# SHORT TASK:
Please copy out the entries below word for word, from the first line of the entries through the line containing "colorbar-segment <box>737 652 842 674</box>", with both of those lines included.

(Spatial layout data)
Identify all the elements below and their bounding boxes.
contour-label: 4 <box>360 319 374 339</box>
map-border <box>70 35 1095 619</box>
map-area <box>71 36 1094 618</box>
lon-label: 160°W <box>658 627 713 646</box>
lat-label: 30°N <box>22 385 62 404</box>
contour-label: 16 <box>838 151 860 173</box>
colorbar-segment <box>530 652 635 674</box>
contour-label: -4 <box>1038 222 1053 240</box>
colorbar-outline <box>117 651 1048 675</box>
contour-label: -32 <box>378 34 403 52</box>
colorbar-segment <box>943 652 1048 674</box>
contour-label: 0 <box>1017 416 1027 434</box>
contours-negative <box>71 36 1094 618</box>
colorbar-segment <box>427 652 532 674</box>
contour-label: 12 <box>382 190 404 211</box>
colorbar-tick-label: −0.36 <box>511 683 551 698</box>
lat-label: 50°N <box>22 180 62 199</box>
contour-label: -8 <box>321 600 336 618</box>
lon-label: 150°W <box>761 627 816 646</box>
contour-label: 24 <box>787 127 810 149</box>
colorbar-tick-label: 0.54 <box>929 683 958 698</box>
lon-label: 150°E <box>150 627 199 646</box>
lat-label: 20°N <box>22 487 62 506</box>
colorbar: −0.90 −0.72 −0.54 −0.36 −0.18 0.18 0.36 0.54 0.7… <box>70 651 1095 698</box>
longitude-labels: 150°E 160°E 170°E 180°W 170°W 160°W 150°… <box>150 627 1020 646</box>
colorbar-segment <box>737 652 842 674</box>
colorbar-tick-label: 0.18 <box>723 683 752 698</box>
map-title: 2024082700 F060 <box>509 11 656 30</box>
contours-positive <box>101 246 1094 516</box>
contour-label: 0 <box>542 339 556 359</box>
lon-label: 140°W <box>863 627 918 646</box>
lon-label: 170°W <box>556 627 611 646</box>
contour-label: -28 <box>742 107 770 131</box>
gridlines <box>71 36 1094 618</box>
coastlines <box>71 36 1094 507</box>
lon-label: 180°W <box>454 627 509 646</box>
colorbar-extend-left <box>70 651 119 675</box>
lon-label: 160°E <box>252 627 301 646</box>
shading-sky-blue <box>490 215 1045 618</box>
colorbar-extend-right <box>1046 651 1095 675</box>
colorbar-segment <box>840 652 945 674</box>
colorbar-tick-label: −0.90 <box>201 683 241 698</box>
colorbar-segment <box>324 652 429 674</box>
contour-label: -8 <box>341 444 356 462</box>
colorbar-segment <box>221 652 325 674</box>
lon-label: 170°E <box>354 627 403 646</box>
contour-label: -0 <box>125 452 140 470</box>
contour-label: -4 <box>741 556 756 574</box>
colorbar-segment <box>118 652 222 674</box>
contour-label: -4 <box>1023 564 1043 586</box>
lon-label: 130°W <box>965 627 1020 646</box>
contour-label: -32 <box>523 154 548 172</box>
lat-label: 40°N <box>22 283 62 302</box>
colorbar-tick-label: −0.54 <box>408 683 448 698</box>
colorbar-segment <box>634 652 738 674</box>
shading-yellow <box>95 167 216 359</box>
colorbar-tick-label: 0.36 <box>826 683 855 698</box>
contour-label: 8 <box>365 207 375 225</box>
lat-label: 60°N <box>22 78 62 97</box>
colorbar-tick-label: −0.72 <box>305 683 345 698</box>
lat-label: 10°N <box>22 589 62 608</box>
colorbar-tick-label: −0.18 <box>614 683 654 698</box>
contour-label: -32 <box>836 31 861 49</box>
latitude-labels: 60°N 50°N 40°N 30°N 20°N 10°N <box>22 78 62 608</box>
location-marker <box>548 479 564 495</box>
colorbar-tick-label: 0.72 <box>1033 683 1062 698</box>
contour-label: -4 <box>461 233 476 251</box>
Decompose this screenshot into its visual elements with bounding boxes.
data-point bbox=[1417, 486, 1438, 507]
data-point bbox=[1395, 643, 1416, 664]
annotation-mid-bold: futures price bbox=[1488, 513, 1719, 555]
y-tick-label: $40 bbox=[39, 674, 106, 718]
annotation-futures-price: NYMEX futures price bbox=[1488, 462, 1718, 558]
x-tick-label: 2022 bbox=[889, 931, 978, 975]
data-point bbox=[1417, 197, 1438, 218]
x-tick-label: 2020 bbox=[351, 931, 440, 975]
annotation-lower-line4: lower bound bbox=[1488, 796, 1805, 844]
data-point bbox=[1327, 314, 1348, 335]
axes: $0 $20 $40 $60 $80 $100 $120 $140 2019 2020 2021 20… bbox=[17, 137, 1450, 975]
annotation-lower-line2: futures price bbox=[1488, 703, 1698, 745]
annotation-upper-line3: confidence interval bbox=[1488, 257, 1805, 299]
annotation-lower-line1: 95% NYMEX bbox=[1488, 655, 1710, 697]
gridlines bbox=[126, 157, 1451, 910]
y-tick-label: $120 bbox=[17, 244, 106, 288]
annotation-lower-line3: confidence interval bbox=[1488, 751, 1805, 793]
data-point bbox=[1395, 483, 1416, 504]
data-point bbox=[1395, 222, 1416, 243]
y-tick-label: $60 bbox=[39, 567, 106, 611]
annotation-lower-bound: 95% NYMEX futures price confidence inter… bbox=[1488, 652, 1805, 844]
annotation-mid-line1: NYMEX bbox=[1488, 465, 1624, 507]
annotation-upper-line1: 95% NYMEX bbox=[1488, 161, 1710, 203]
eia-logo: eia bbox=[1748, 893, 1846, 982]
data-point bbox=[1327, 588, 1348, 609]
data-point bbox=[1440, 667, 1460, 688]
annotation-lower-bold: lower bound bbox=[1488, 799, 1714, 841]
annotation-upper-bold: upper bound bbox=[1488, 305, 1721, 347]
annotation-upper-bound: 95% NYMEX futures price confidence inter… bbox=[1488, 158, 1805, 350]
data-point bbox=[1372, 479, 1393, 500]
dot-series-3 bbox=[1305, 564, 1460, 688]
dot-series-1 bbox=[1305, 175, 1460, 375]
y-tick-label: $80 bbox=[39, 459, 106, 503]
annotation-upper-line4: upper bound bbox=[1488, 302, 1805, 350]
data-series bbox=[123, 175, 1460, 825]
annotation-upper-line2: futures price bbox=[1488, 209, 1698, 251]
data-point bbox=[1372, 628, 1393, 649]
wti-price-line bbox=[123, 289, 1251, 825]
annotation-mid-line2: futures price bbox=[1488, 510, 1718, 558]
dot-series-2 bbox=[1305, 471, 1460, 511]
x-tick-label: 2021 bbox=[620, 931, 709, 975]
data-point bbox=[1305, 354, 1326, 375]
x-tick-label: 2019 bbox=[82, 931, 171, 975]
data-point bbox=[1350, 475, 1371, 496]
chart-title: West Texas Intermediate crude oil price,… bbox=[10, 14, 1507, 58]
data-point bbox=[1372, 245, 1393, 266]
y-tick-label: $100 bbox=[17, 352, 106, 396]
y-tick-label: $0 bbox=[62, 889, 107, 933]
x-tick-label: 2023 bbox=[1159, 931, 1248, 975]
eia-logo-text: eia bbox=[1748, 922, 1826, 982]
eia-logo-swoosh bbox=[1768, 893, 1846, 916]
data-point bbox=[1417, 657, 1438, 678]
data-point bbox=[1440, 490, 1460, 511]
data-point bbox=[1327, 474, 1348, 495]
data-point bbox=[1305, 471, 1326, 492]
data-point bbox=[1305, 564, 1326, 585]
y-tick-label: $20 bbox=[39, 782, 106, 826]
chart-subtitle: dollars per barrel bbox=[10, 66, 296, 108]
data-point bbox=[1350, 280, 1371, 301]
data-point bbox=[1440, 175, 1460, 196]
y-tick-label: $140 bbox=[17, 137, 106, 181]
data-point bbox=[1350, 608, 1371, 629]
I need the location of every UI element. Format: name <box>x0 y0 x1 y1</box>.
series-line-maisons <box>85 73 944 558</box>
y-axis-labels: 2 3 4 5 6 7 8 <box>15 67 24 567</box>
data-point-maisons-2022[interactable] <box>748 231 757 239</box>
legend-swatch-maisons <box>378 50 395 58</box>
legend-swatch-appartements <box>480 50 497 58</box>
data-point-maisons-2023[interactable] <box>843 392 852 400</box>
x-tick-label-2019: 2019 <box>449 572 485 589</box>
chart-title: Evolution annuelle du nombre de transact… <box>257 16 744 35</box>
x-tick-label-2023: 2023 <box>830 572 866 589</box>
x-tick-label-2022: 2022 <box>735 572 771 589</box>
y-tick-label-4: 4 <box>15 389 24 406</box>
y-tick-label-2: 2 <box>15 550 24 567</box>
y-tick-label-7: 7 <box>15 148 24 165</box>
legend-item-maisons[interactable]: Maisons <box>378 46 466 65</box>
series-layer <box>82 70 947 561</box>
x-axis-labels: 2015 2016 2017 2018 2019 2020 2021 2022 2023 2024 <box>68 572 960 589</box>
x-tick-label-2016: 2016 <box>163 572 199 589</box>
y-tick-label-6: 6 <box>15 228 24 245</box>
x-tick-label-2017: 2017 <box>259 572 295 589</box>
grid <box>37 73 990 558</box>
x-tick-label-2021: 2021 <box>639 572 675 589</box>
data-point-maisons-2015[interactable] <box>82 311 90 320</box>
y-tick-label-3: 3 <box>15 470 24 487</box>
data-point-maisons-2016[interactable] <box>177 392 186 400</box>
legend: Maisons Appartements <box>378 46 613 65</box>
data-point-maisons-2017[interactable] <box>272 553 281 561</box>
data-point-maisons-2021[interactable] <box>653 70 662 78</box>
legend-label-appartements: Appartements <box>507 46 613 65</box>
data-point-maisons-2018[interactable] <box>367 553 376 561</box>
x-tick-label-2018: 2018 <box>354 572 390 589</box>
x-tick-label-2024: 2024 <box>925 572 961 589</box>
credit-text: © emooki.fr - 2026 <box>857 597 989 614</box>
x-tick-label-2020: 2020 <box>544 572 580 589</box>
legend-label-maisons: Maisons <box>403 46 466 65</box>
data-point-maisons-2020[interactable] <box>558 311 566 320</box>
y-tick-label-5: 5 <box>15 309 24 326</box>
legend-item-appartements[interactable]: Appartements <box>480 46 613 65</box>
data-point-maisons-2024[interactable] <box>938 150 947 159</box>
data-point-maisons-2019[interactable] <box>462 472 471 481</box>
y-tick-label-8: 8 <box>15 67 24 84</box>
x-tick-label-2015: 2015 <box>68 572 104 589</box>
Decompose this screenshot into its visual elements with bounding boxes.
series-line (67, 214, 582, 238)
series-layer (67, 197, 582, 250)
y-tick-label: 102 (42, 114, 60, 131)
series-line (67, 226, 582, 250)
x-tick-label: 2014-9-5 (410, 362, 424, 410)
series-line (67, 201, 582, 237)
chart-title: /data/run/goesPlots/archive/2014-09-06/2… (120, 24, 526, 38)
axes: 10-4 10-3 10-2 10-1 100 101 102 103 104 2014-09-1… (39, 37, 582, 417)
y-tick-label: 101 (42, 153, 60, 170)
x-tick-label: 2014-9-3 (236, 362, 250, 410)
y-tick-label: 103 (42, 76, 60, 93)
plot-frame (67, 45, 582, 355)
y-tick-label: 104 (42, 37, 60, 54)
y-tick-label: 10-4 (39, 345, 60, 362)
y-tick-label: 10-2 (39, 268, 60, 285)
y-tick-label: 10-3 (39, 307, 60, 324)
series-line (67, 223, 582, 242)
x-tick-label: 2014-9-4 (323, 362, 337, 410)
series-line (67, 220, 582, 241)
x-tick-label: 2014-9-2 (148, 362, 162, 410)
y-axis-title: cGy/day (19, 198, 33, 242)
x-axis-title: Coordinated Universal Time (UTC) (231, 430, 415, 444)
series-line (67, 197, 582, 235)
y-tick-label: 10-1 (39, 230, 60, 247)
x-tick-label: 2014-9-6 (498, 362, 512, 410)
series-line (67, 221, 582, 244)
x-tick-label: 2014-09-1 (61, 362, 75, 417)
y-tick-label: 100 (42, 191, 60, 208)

# WRITTEN ANSWER:
Identify all the elements below and their bounding boxes.
contour-label: 4 <box>360 319 374 339</box>
map-border <box>70 35 1095 619</box>
map-area <box>71 36 1094 618</box>
lon-label: 160°W <box>658 627 713 646</box>
lat-label: 30°N <box>22 385 62 404</box>
contour-label: 16 <box>838 151 860 173</box>
colorbar-segment <box>530 652 635 674</box>
contour-label: -4 <box>1038 222 1053 240</box>
colorbar-outline <box>117 651 1048 675</box>
contour-label: -32 <box>378 34 403 52</box>
colorbar-segment <box>943 652 1048 674</box>
contour-label: 0 <box>1017 416 1027 434</box>
contours-negative <box>71 36 1094 618</box>
colorbar-segment <box>427 652 532 674</box>
contour-label: 12 <box>382 190 404 211</box>
colorbar-tick-label: −0.36 <box>511 683 551 698</box>
lat-label: 50°N <box>22 180 62 199</box>
contour-label: -8 <box>321 600 336 618</box>
lon-label: 150°W <box>761 627 816 646</box>
contour-label: 24 <box>787 127 810 149</box>
colorbar-tick-label: 0.54 <box>929 683 958 698</box>
lon-label: 150°E <box>150 627 199 646</box>
lat-label: 20°N <box>22 487 62 506</box>
colorbar: −0.90 −0.72 −0.54 −0.36 −0.18 0.18 0.36 0.54 0.7… <box>70 651 1095 698</box>
longitude-labels: 150°E 160°E 170°E 180°W 170°W 160°W 150°… <box>150 627 1020 646</box>
colorbar-segment <box>737 652 842 674</box>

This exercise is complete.